### Task brief
Extract the listing in its entirety, keeping each line identical to the original.

### Task input
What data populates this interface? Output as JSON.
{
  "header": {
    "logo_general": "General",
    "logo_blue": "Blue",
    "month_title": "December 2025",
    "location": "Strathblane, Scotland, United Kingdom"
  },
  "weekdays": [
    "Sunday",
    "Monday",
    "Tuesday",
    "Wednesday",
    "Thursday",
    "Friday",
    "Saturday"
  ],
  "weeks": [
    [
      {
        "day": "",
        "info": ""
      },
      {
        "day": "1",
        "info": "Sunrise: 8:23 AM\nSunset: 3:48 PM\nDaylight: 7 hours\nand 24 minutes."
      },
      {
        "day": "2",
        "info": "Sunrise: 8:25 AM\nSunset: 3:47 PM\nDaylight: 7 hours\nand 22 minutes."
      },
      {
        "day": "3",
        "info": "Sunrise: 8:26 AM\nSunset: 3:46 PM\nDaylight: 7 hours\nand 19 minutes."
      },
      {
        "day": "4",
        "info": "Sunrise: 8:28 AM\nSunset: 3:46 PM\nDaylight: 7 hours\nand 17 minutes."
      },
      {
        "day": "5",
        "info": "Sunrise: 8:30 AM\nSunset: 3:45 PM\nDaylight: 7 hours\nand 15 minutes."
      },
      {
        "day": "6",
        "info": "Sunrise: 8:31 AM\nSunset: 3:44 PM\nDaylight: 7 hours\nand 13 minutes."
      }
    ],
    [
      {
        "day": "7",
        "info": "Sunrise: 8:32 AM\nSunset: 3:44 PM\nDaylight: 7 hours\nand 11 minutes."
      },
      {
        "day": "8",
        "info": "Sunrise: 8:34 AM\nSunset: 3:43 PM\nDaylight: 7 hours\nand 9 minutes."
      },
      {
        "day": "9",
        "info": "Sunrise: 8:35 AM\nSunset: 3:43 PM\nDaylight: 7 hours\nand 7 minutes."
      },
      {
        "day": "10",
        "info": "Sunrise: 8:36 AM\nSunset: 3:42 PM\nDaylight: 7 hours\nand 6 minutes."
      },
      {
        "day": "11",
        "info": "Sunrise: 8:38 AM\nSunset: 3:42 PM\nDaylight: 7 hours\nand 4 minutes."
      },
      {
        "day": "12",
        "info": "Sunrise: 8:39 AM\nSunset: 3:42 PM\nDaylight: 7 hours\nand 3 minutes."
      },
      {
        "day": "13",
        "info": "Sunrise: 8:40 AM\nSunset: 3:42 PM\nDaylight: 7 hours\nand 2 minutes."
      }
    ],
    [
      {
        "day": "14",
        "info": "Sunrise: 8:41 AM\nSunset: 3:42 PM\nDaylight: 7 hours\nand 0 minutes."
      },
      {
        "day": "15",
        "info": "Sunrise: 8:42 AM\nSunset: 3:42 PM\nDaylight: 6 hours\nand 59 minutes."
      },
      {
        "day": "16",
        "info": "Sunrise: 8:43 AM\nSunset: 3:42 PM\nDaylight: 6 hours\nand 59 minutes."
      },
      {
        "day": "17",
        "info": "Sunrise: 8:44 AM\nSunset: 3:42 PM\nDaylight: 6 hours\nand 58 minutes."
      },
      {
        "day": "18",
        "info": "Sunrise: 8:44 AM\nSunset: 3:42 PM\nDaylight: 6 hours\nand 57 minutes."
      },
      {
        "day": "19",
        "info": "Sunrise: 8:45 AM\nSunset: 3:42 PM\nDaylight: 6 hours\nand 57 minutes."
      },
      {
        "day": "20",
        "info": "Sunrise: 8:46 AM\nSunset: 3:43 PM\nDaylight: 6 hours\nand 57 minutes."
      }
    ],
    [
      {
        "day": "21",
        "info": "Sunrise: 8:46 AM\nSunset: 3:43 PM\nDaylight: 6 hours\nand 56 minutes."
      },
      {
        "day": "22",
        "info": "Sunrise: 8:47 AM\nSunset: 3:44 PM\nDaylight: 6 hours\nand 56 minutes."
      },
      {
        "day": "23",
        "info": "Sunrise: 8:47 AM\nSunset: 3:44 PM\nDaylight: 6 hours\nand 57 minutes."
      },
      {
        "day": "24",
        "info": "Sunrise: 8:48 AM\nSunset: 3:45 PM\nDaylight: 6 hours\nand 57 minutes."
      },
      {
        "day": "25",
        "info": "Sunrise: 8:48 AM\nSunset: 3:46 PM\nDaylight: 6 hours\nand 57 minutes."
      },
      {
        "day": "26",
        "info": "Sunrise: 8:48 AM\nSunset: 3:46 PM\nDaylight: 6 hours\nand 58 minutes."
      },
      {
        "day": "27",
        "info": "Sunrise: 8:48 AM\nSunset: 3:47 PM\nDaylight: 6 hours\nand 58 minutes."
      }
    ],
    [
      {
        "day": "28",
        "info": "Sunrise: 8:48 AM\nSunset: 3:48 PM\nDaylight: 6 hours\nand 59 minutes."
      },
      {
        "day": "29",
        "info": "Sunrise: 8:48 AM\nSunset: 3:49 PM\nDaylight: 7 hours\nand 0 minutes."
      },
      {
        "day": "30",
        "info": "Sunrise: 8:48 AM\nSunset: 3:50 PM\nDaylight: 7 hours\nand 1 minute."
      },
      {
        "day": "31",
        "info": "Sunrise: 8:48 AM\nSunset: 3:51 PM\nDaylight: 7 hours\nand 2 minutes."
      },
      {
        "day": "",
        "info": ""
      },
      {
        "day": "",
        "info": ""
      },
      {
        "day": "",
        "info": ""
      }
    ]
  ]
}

### Completed task
What data populates this interface? Output as JSON.
{
  "header": {
    "logo_general": "General",
    "logo_blue": "Blue",
    "month_title": "December 2025",
    "location": "Strathblane, Scotland, United Kingdom"
  },
  "weekdays": [
    "Sunday",
    "Monday",
    "Tuesday",
    "Wednesday",
    "Thursday",
    "Friday",
    "Saturday"
  ],
  "weeks": [
    [
      {
        "day": "",
        "info": ""
      },
      {
        "day": "1",
        "info": "Sunrise: 8:23 AM\nSunset: 3:48 PM\nDaylight: 7 hours\nand 24 minutes."
      },
      {
        "day": "2",
        "info": "Sunrise: 8:25 AM\nSunset: 3:47 PM\nDaylight: 7 hours\nand 22 minutes."
      },
      {
        "day": "3",
        "info": "Sunrise: 8:26 AM\nSunset: 3:46 PM\nDaylight: 7 hours\nand 19 minutes."
      },
      {
        "day": "4",
        "info": "Sunrise: 8:28 AM\nSunset: 3:46 PM\nDaylight: 7 hours\nand 17 minutes."
      },
      {
        "day": "5",
        "info": "Sunrise: 8:30 AM\nSunset: 3:45 PM\nDaylight: 7 hours\nand 15 minutes."
      },
      {
        "day": "6",
        "info": "Sunrise: 8:31 AM\nSunset: 3:44 PM\nDaylight: 7 hours\nand 13 minutes."
      }
    ],
    [
      {
        "day": "7",
        "info": "Sunrise: 8:32 AM\nSunset: 3:44 PM\nDaylight: 7 hours\nand 11 minutes."
      },
      {
        "day": "8",
        "info": "Sunrise: 8:34 AM\nSunset: 3:43 PM\nDaylight: 7 hours\nand 9 minutes."
      },
      {
        "day": "9",
        "info": "Sunrise: 8:35 AM\nSunset: 3:43 PM\nDaylight: 7 hours\nand 7 minutes."
      },
      {
        "day": "10",
        "info": "Sunrise: 8:36 AM\nSunset: 3:42 PM\nDaylight: 7 hours\nand 6 minutes."
      },
      {
        "day": "11",
        "info": "Sunrise: 8:38 AM\nSunset: 3:42 PM\nDaylight: 7 hours\nand 4 minutes."
      },
      {
        "day": "12",
        "info": "Sunrise: 8:39 AM\nSunset: 3:42 PM\nDaylight: 7 hours\nand 3 minutes."
      },
      {
        "day": "13",
        "info": "Sunrise: 8:40 AM\nSunset: 3:42 PM\nDaylight: 7 hours\nand 2 minutes."
      }
    ],
    [
      {
        "day": "14",
        "info": "Sunrise: 8:41 AM\nSunset: 3:42 PM\nDaylight: 7 hours\nand 0 minutes."
      },
      {
        "day": "15",
        "info": "Sunrise: 8:42 AM\nSunset: 3:42 PM\nDaylight: 6 hours\nand 59 minutes."
      },
      {
        "day": "16",
        "info": "Sunrise: 8:43 AM\nSunset: 3:42 PM\nDaylight: 6 hours\nand 59 minutes."
      },
      {
        "day": "17",
        "info": "Sunrise: 8:44 AM\nSunset: 3:42 PM\nDaylight: 6 hours\nand 58 minutes."
      },
      {
        "day": "18",
        "info": "Sunrise: 8:44 AM\nSunset: 3:42 PM\nDaylight: 6 hours\nand 57 minutes."
      },
      {
        "day": "19",
        "info": "Sunrise: 8:45 AM\nSunset: 3:42 PM\nDaylight: 6 hours\nand 57 minutes."
      },
      {
        "day": "20",
        "info": "Sunrise: 8:46 AM\nSunset: 3:43 PM\nDaylight: 6 hours\nand 57 minutes."
      }
    ],
    [
      {
        "day": "21",
        "info": "Sunrise: 8:46 AM\nSunset: 3:43 PM\nDaylight: 6 hours\nand 56 minutes."
      },
      {
        "day": "22",
        "info": "Sunrise: 8:47 AM\nSunset: 3:44 PM\nDaylight: 6 hours\nand 56 minutes."
      },
      {
        "day": "23",
        "info": "Sunrise: 8:47 AM\nSunset: 3:44 PM\nDaylight: 6 hours\nand 57 minutes."
      },
      {
        "day": "24",
        "info": "Sunrise: 8:48 AM\nSunset: 3:45 PM\nDaylight: 6 hours\nand 57 minutes."
      },
      {
        "day": "25",
        "info": "Sunrise: 8:48 AM\nSunset: 3:46 PM\nDaylight: 6 hours\nand 57 minutes."
      },
      {
        "day": "26",
        "info": "Sunrise: 8:48 AM\nSunset: 3:46 PM\nDaylight: 6 hours\nand 58 minutes."
      },
      {
        "day": "27",
        "info": "Sunrise: 8:48 AM\nSunset: 3:47 PM\nDaylight: 6 hours\nand 58 minutes."
      }
    ],
    [
      {
        "day": "28",
        "info": "Sunrise: 8:48 AM\nSunset: 3:48 PM\nDaylight: 6 hours\nand 59 minutes."
      },
      {
        "day": "29",
        "info": "Sunrise: 8:48 AM\nSunset: 3:49 PM\nDaylight: 7 hours\nand 0 minutes."
      },
      {
        "day": "30",
        "info": "Sunrise: 8:48 AM\nSunset: 3:50 PM\nDaylight: 7 hours\nand 1 minute."
      },
      {
        "day": "31",
        "info": "Sunrise: 8:48 AM\nSunset: 3:51 PM\nDaylight: 7 hours\nand 2 minutes."
      },
      {
        "day": "",
        "info": ""
      },
      {
        "day": "",
        "info": ""
      },
      {
        "day": "",
        "info": ""
      }
    ]
  ]
}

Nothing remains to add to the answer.